THE PROBLEM -> List all lines of the data containing the word "Summary".

____ EXTRACTED MATERIAL

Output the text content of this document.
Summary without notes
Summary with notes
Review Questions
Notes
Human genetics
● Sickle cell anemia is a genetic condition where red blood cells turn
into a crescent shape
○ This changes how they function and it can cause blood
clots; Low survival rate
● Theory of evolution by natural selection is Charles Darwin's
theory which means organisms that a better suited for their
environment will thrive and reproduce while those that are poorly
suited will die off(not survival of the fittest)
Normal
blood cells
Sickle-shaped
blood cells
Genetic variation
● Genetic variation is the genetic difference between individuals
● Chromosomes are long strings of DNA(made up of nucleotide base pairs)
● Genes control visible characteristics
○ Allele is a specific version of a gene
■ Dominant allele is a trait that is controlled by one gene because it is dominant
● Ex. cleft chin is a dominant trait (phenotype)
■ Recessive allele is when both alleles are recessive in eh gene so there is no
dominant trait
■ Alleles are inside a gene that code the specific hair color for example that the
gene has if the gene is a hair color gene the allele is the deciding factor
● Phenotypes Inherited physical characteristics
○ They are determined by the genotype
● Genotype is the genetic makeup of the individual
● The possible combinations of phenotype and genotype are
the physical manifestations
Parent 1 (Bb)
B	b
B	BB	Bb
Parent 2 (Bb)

________

WRITTEN RESPONSE ->
Summary without notes
Summary with notes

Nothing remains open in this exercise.